## Written request:
Repeat each record below exactly, dropping the pictures.

>> Begin Data for this exercise

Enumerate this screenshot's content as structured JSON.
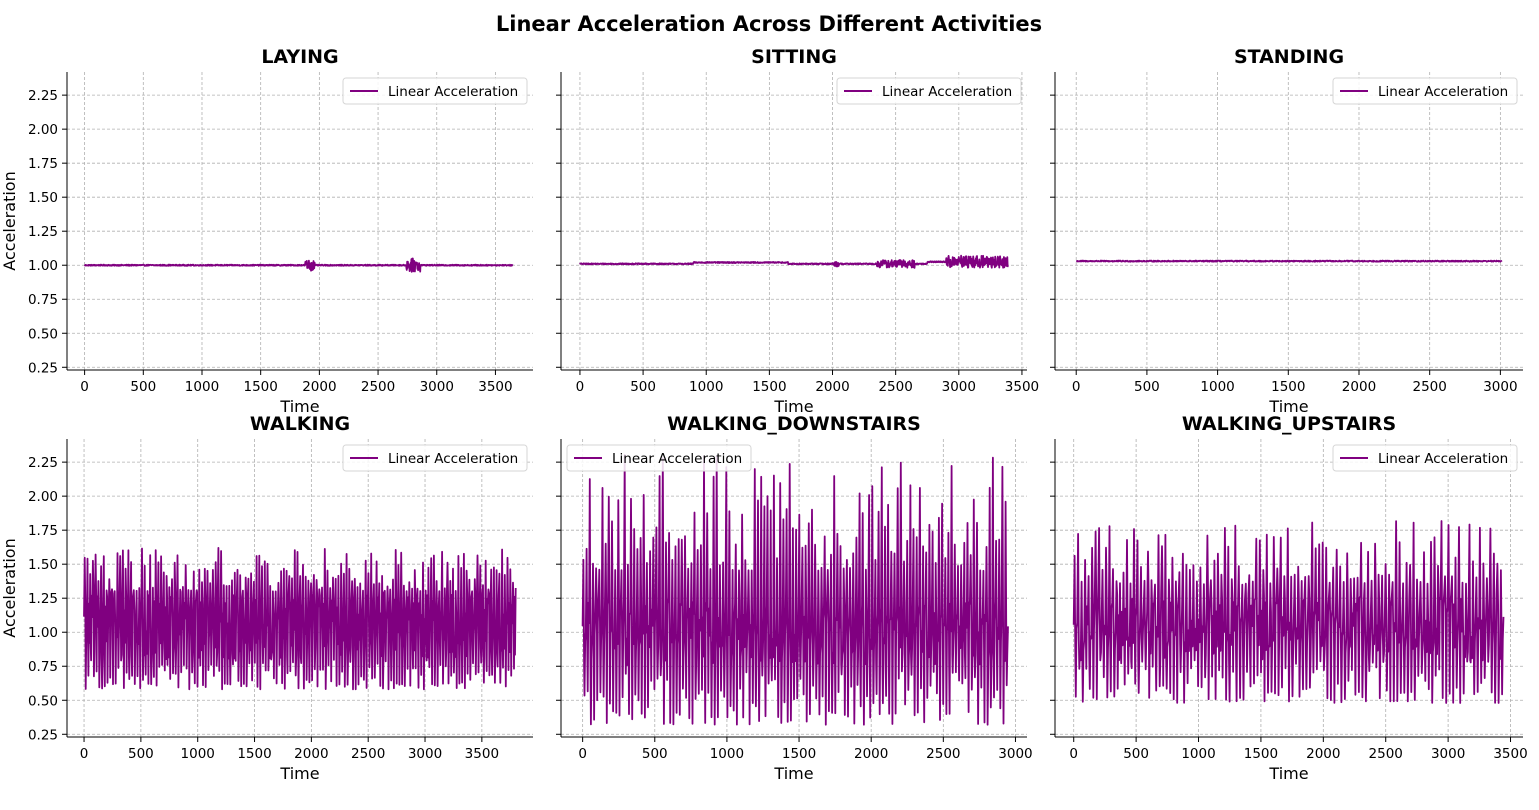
{
  "figure_title": "Linear Acceleration Across Different Activities",
  "colors": {
    "line": "#800080",
    "grid": "#b0b0b0",
    "axis": "#000000"
  },
  "chart_data": [
    {
      "type": "line",
      "title": "LAYING",
      "xlabel": "Time",
      "ylabel": "Acceleration",
      "xlim": [
        -150,
        3820
      ],
      "ylim": [
        0.23,
        2.42
      ],
      "xticks": [
        0,
        500,
        1000,
        1500,
        2000,
        2500,
        3000,
        3500
      ],
      "xtick_labels": [
        "0",
        "500",
        "1000",
        "1500",
        "2000",
        "2500",
        "3000",
        "3500"
      ],
      "yticks": [
        0.25,
        0.5,
        0.75,
        1.0,
        1.25,
        1.5,
        1.75,
        2.0,
        2.25
      ],
      "ytick_labels": [
        "0.25",
        "0.50",
        "0.75",
        "1.00",
        "1.25",
        "1.50",
        "1.75",
        "2.00",
        "2.25"
      ],
      "show_yticklabels": true,
      "grid": true,
      "legend_position": "upper-right",
      "series": [
        {
          "name": "Linear Acceleration",
          "x_range": [
            0,
            3650
          ],
          "baseline": 1.0,
          "amplitude": 0.004,
          "bursts": [
            {
              "x": [
                1880,
                1960
              ],
              "amplitude": 0.04
            },
            {
              "x": [
                2740,
                2860
              ],
              "amplitude": 0.05
            }
          ]
        }
      ]
    },
    {
      "type": "line",
      "title": "SITTING",
      "xlabel": "Time",
      "ylabel": "",
      "xlim": [
        -150,
        3540
      ],
      "ylim": [
        0.23,
        2.42
      ],
      "xticks": [
        0,
        500,
        1000,
        1500,
        2000,
        2500,
        3000,
        3500
      ],
      "xtick_labels": [
        "0",
        "500",
        "1000",
        "1500",
        "2000",
        "2500",
        "3000",
        "3500"
      ],
      "yticks": [
        0.25,
        0.5,
        0.75,
        1.0,
        1.25,
        1.5,
        1.75,
        2.0,
        2.25
      ],
      "ytick_labels": [],
      "show_yticklabels": false,
      "grid": true,
      "legend_position": "upper-right",
      "series": [
        {
          "name": "Linear Acceleration",
          "x_range": [
            0,
            3390
          ],
          "segments": [
            {
              "x": [
                0,
                900
              ],
              "level": 1.01
            },
            {
              "x": [
                900,
                1650
              ],
              "level": 1.02
            },
            {
              "x": [
                1650,
                2750
              ],
              "level": 1.01
            },
            {
              "x": [
                2750,
                3390
              ],
              "level": 1.025
            }
          ],
          "amplitude": 0.004,
          "bursts": [
            {
              "x": [
                2000,
                2050
              ],
              "amplitude": 0.02
            },
            {
              "x": [
                2350,
                2650
              ],
              "amplitude": 0.03
            },
            {
              "x": [
                2900,
                3390
              ],
              "amplitude": 0.045
            }
          ]
        }
      ]
    },
    {
      "type": "line",
      "title": "STANDING",
      "xlabel": "Time",
      "ylabel": "",
      "xlim": [
        -150,
        3160
      ],
      "ylim": [
        0.23,
        2.42
      ],
      "xticks": [
        0,
        500,
        1000,
        1500,
        2000,
        2500,
        3000
      ],
      "xtick_labels": [
        "0",
        "500",
        "1000",
        "1500",
        "2000",
        "2500",
        "3000"
      ],
      "yticks": [
        0.25,
        0.5,
        0.75,
        1.0,
        1.25,
        1.5,
        1.75,
        2.0,
        2.25
      ],
      "ytick_labels": [],
      "show_yticklabels": false,
      "grid": true,
      "legend_position": "upper-right",
      "series": [
        {
          "name": "Linear Acceleration",
          "x_range": [
            0,
            3010
          ],
          "baseline": 1.03,
          "amplitude": 0.004,
          "bursts": []
        }
      ]
    },
    {
      "type": "line",
      "title": "WALKING",
      "xlabel": "Time",
      "ylabel": "Acceleration",
      "xlim": [
        -150,
        3950
      ],
      "ylim": [
        0.23,
        2.42
      ],
      "xticks": [
        0,
        500,
        1000,
        1500,
        2000,
        2500,
        3000,
        3500
      ],
      "xtick_labels": [
        "0",
        "500",
        "1000",
        "1500",
        "2000",
        "2500",
        "3000",
        "3500"
      ],
      "yticks": [
        0.25,
        0.5,
        0.75,
        1.0,
        1.25,
        1.5,
        1.75,
        2.0,
        2.25
      ],
      "ytick_labels": [
        "0.25",
        "0.50",
        "0.75",
        "1.00",
        "1.25",
        "1.50",
        "1.75",
        "2.00",
        "2.25"
      ],
      "show_yticklabels": true,
      "grid": true,
      "legend_position": "upper-right",
      "series": [
        {
          "name": "Linear Acceleration",
          "x_range": [
            0,
            3800
          ],
          "baseline": 1.05,
          "peak_range": [
            1.3,
            1.62
          ],
          "trough_range": [
            0.58,
            0.8
          ],
          "cycle": 24
        }
      ]
    },
    {
      "type": "line",
      "title": "WALKING_DOWNSTAIRS",
      "xlabel": "Time",
      "ylabel": "",
      "xlim": [
        -150,
        3080
      ],
      "ylim": [
        0.23,
        2.42
      ],
      "xticks": [
        0,
        500,
        1000,
        1500,
        2000,
        2500,
        3000
      ],
      "xtick_labels": [
        "0",
        "500",
        "1000",
        "1500",
        "2000",
        "2500",
        "3000"
      ],
      "yticks": [
        0.25,
        0.5,
        0.75,
        1.0,
        1.25,
        1.5,
        1.75,
        2.0,
        2.25
      ],
      "ytick_labels": [],
      "show_yticklabels": false,
      "grid": true,
      "legend_position": "upper-left",
      "series": [
        {
          "name": "Linear Acceleration",
          "x_range": [
            0,
            2950
          ],
          "baseline": 1.0,
          "peak_range": [
            1.45,
            2.32
          ],
          "trough_range": [
            0.32,
            0.72
          ],
          "cycle": 22
        }
      ]
    },
    {
      "type": "line",
      "title": "WALKING_UPSTAIRS",
      "xlabel": "Time",
      "ylabel": "",
      "xlim": [
        -150,
        3600
      ],
      "ylim": [
        0.23,
        2.42
      ],
      "xticks": [
        0,
        500,
        1000,
        1500,
        2000,
        2500,
        3000,
        3500
      ],
      "xtick_labels": [
        "0",
        "500",
        "1000",
        "1500",
        "2000",
        "2500",
        "3000",
        "3500"
      ],
      "yticks": [
        0.25,
        0.5,
        0.75,
        1.0,
        1.25,
        1.5,
        1.75,
        2.0,
        2.25
      ],
      "ytick_labels": [],
      "show_yticklabels": false,
      "grid": true,
      "legend_position": "upper-right",
      "series": [
        {
          "name": "Linear Acceleration",
          "x_range": [
            0,
            3450
          ],
          "baseline": 1.03,
          "peak_range": [
            1.35,
            1.82
          ],
          "trough_range": [
            0.48,
            0.8
          ],
          "cycle": 28
        }
      ]
    }
  ]
}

>> End Data for this exercise

## Written answer:
Enumerate this screenshot's content as structured JSON.
{
  "figure_title": "Linear Acceleration Across Different Activities",
  "colors": {
    "line": "#800080",
    "grid": "#b0b0b0",
    "axis": "#000000"
  },
  "chart_data": [
    {
      "type": "line",
      "title": "LAYING",
      "xlabel": "Time",
      "ylabel": "Acceleration",
      "xlim": [
        -150,
        3820
      ],
      "ylim": [
        0.23,
        2.42
      ],
      "xticks": [
        0,
        500,
        1000,
        1500,
        2000,
        2500,
        3000,
        3500
      ],
      "xtick_labels": [
        "0",
        "500",
        "1000",
        "1500",
        "2000",
        "2500",
        "3000",
        "3500"
      ],
      "yticks": [
        0.25,
        0.5,
        0.75,
        1.0,
        1.25,
        1.5,
        1.75,
        2.0,
        2.25
      ],
      "ytick_labels": [
        "0.25",
        "0.50",
        "0.75",
        "1.00",
        "1.25",
        "1.50",
        "1.75",
        "2.00",
        "2.25"
      ],
      "show_yticklabels": true,
      "grid": true,
      "legend_position": "upper-right",
      "series": [
        {
          "name": "Linear Acceleration",
          "x_range": [
            0,
            3650
          ],
          "baseline": 1.0,
          "amplitude": 0.004,
          "bursts": [
            {
              "x": [
                1880,
                1960
              ],
              "amplitude": 0.04
            },
            {
              "x": [
                2740,
                2860
              ],
              "amplitude": 0.05
            }
          ]
        }
      ]
    },
    {
      "type": "line",
      "title": "SITTING",
      "xlabel": "Time",
      "ylabel": "",
      "xlim": [
        -150,
        3540
      ],
      "ylim": [
        0.23,
        2.42
      ],
      "xticks": [
        0,
        500,
        1000,
        1500,
        2000,
        2500,
        3000,
        3500
      ],
      "xtick_labels": [
        "0",
        "500",
        "1000",
        "1500",
        "2000",
        "2500",
        "3000",
        "3500"
      ],
      "yticks": [
        0.25,
        0.5,
        0.75,
        1.0,
        1.25,
        1.5,
        1.75,
        2.0,
        2.25
      ],
      "ytick_labels": [],
      "show_yticklabels": false,
      "grid": true,
      "legend_position": "upper-right",
      "series": [
        {
          "name": "Linear Acceleration",
          "x_range": [
            0,
            3390
          ],
          "segments": [
            {
              "x": [
                0,
                900
              ],
              "level": 1.01
            },
            {
              "x": [
                900,
                1650
              ],
              "level": 1.02
            },
            {
              "x": [
                1650,
                2750
              ],
              "level": 1.01
            },
            {
              "x": [
                2750,
                3390
              ],
              "level": 1.025
            }
          ],
          "amplitude": 0.004,
          "bursts": [
            {
              "x": [
                2000,
                2050
              ],
              "amplitude": 0.02
            },
            {
              "x": [
                2350,
                2650
              ],
              "amplitude": 0.03
            },
            {
              "x": [
                2900,
                3390
              ],
              "amplitude": 0.045
            }
          ]
        }
      ]
    },
    {
      "type": "line",
      "title": "STANDING",
      "xlabel": "Time",
      "ylabel": "",
      "xlim": [
        -150,
        3160
      ],
      "ylim": [
        0.23,
        2.42
      ],
      "xticks": [
        0,
        500,
        1000,
        1500,
        2000,
        2500,
        3000
      ],
      "xtick_labels": [
        "0",
        "500",
        "1000",
        "1500",
        "2000",
        "2500",
        "3000"
      ],
      "yticks": [
        0.25,
        0.5,
        0.75,
        1.0,
        1.25,
        1.5,
        1.75,
        2.0,
        2.25
      ],
      "ytick_labels": [],
      "show_yticklabels": false,
      "grid": true,
      "legend_position": "upper-right",
      "series": [
        {
          "name": "Linear Acceleration",
          "x_range": [
            0,
            3010
          ],
          "baseline": 1.03,
          "amplitude": 0.004,
          "bursts": []
        }
      ]
    },
    {
      "type": "line",
      "title": "WALKING",
      "xlabel": "Time",
      "ylabel": "Acceleration",
      "xlim": [
        -150,
        3950
      ],
      "ylim": [
        0.23,
        2.42
      ],
      "xticks": [
        0,
        500,
        1000,
        1500,
        2000,
        2500,
        3000,
        3500
      ],
      "xtick_labels": [
        "0",
        "500",
        "1000",
        "1500",
        "2000",
        "2500",
        "3000",
        "3500"
      ],
      "yticks": [
        0.25,
        0.5,
        0.75,
        1.0,
        1.25,
        1.5,
        1.75,
        2.0,
        2.25
      ],
      "ytick_labels": [
        "0.25",
        "0.50",
        "0.75",
        "1.00",
        "1.25",
        "1.50",
        "1.75",
        "2.00",
        "2.25"
      ],
      "show_yticklabels": true,
      "grid": true,
      "legend_position": "upper-right",
      "series": [
        {
          "name": "Linear Acceleration",
          "x_range": [
            0,
            3800
          ],
          "baseline": 1.05,
          "peak_range": [
            1.3,
            1.62
          ],
          "trough_range": [
            0.58,
            0.8
          ],
          "cycle": 24
        }
      ]
    },
    {
      "type": "line",
      "title": "WALKING_DOWNSTAIRS",
      "xlabel": "Time",
      "ylabel": "",
      "xlim": [
        -150,
        3080
      ],
      "ylim": [
        0.23,
        2.42
      ],
      "xticks": [
        0,
        500,
        1000,
        1500,
        2000,
        2500,
        3000
      ],
      "xtick_labels": [
        "0",
        "500",
        "1000",
        "1500",
        "2000",
        "2500",
        "3000"
      ],
      "yticks": [
        0.25,
        0.5,
        0.75,
        1.0,
        1.25,
        1.5,
        1.75,
        2.0,
        2.25
      ],
      "ytick_labels": [],
      "show_yticklabels": false,
      "grid": true,
      "legend_position": "upper-left",
      "series": [
        {
          "name": "Linear Acceleration",
          "x_range": [
            0,
            2950
          ],
          "baseline": 1.0,
          "peak_range": [
            1.45,
            2.32
          ],
          "trough_range": [
            0.32,
            0.72
          ],
          "cycle": 22
        }
      ]
    },
    {
      "type": "line",
      "title": "WALKING_UPSTAIRS",
      "xlabel": "Time",
      "ylabel": "",
      "xlim": [
        -150,
        3600
      ],
      "ylim": [
        0.23,
        2.42
      ],
      "xticks": [
        0,
        500,
        1000,
        1500,
        2000,
        2500,
        3000,
        3500
      ],
      "xtick_labels": [
        "0",
        "500",
        "1000",
        "1500",
        "2000",
        "2500",
        "3000",
        "3500"
      ],
      "yticks": [
        0.25,
        0.5,
        0.75,
        1.0,
        1.25,
        1.5,
        1.75,
        2.0,
        2.25
      ],
      "ytick_labels": [],
      "show_yticklabels": false,
      "grid": true,
      "legend_position": "upper-right",
      "series": [
        {
          "name": "Linear Acceleration",
          "x_range": [
            0,
            3450
          ],
          "baseline": 1.03,
          "peak_range": [
            1.35,
            1.82
          ],
          "trough_range": [
            0.48,
            0.8
          ],
          "cycle": 28
        }
      ]
    }
  ]
}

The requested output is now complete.